_Instructions for the task_
In the material below, the lines containing the word "World" are required; copy each of them.

Figure record listings:
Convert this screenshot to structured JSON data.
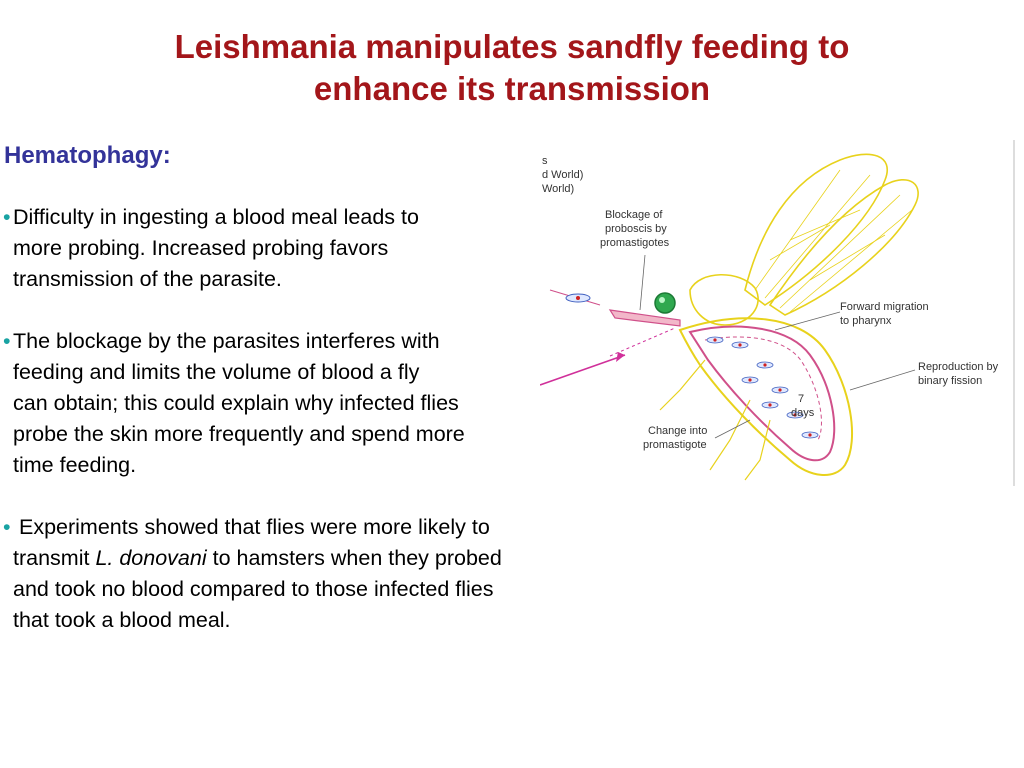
{
  "slide": {
    "title_line1": "Leishmania manipulates sandfly feeding to",
    "title_line2": "enhance its transmission",
    "section_heading": "Hematophagy:",
    "bullets": [
      {
        "lines": [
          "Difficulty in ingesting a blood meal leads to",
          "more probing. Increased probing favors",
          "transmission of the parasite."
        ]
      },
      {
        "lines": [
          "The blockage by the parasites interferes with",
          "feeding and limits the volume of blood a fly",
          "can obtain; this could explain why infected flies",
          "probe the skin more frequently and spend more",
          "time feeding."
        ]
      },
      {
        "line1": "Experiments showed that flies were more likely to",
        "line2_pre": "transmit ",
        "line2_italic": "L. donovani",
        "line2_post": " to hamsters when they probed",
        "line3": "and took no blood compared to those infected flies",
        "line4": "that took a blood meal."
      }
    ]
  },
  "figure": {
    "cropped_label_1": "s",
    "cropped_label_2": "d World)",
    "cropped_label_3": "World)",
    "label_blockage_1": "Blockage of",
    "label_blockage_2": "proboscis by",
    "label_blockage_3": "promastigotes",
    "label_forward_1": "Forward migration",
    "label_forward_2": "to pharynx",
    "label_reproduction_1": "Reproduction by",
    "label_reproduction_2": "binary fission",
    "label_days_1": "7",
    "label_days_2": "days",
    "label_change_1": "Change into",
    "label_change_2": "promastigote"
  },
  "colors": {
    "title": "#a3161a",
    "heading": "#333399",
    "bullet_dot": "#19a3a3",
    "wing_outline": "#e8d21c",
    "gut_outline": "#d0508a",
    "arrow": "#d0309a",
    "eye": "#2fa84f"
  }
}
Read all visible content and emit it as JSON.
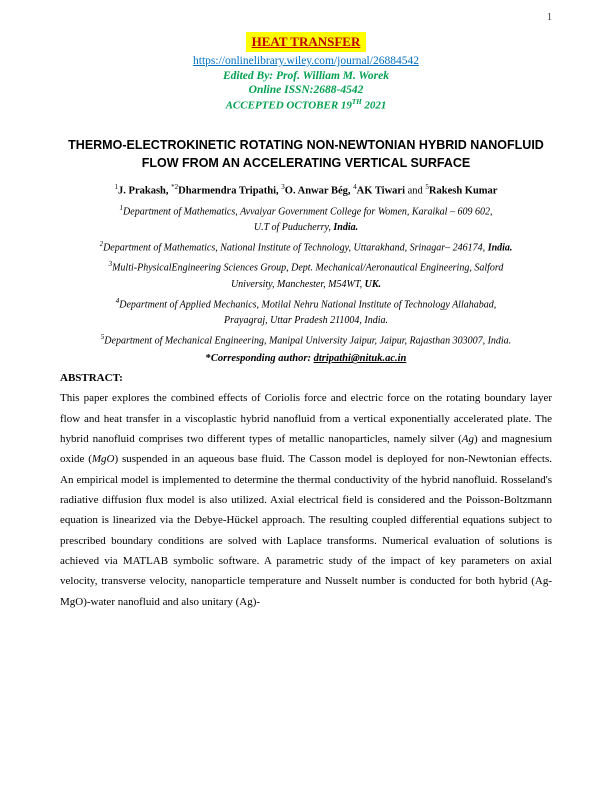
{
  "page_number": "1",
  "header": {
    "journal_name": "HEAT TRANSFER",
    "journal_name_bg": "#ffff00",
    "journal_name_color": "#c00000",
    "journal_link": "https://onlinelibrary.wiley.com/journal/26884542",
    "journal_link_color": "#0070c0",
    "editor": "Edited By: Prof. William M. Worek",
    "editor_color": "#00a050",
    "issn": "Online ISSN:2688-4542",
    "issn_color": "#00a050",
    "accepted_prefix": "ACCEPTED OCTOBER 19",
    "accepted_sup": "TH",
    "accepted_suffix": " 2021",
    "accepted_color": "#00a050"
  },
  "title_line1": "THERMO-ELECTROKINETIC ROTATING NON-NEWTONIAN HYBRID NANOFLUID",
  "title_line2": "FLOW FROM AN ACCELERATING VERTICAL SURFACE",
  "authors": {
    "a1_sup": "1",
    "a1": "J. Prakash, ",
    "a2_sup": "*2",
    "a2": "Dharmendra Tripathi, ",
    "a3_sup": "3",
    "a3": "O. Anwar Bég, ",
    "a4_sup": "4",
    "a4": "AK Tiwari",
    "and": " and ",
    "a5_sup": "5",
    "a5": "Rakesh Kumar"
  },
  "affiliations": {
    "af1_sup": "1",
    "af1_a": "Department of Mathematics, Avvaiyar Government College for Women, Karaikal – 609 602,",
    "af1_b": "U.T of Puducherry, ",
    "af1_country": "India.",
    "af2_sup": "2",
    "af2": "Department of Mathematics, National Institute of Technology, Uttarakhand, Srinagar– 246174, ",
    "af2_country": "India.",
    "af3_sup": "3",
    "af3_a": "Multi-PhysicalEngineering Sciences Group, Dept. Mechanical/Aeronautical Engineering, Salford",
    "af3_b": "University, Manchester, M54WT, ",
    "af3_country": "UK.",
    "af4_sup": "4",
    "af4_a": "Department of Applied Mechanics, Motilal Nehru National Institute of Technology Allahabad,",
    "af4_b": "Prayagraj, Uttar Pradesh 211004, India.",
    "af5_sup": "5",
    "af5": "Department of Mechanical Engineering, Manipal University Jaipur, Jaipur, Rajasthan 303007, India."
  },
  "corresponding": {
    "star": "*",
    "label": "Corresponding author: ",
    "email": "dtripathi@nituk.ac.in"
  },
  "abstract": {
    "heading": "ABSTRACT:",
    "p1": "This paper explores the combined effects of Coriolis force and electric force on the rotating boundary layer flow and heat transfer in a viscoplastic hybrid nanofluid from a vertical exponentially accelerated plate. The hybrid nanofluid comprises two different types of metallic nanoparticles, namely silver (",
    "ag": "Ag",
    "p2": ") and magnesium oxide (",
    "mgo": "MgO",
    "p3": ") suspended in an aqueous base fluid. The Casson model is deployed for non-Newtonian effects. An empirical model is implemented to determine the thermal conductivity of the hybrid nanofluid. Rosseland's radiative diffusion flux model is also utilized. Axial electrical field is considered and the Poisson-Boltzmann equation is linearized via the Debye-Hückel approach. The resulting coupled differential equations subject to prescribed boundary conditions are solved with Laplace transforms. Numerical evaluation of solutions is achieved via MATLAB symbolic software. A parametric study of the impact of key parameters on axial velocity, transverse velocity, nanoparticle temperature and Nusselt number is conducted for both hybrid (Ag-MgO)-water nanofluid and also unitary (Ag)-"
  }
}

_Task output_
    "cropped_label_2": "d World)",
    "cropped_label_3": "World)",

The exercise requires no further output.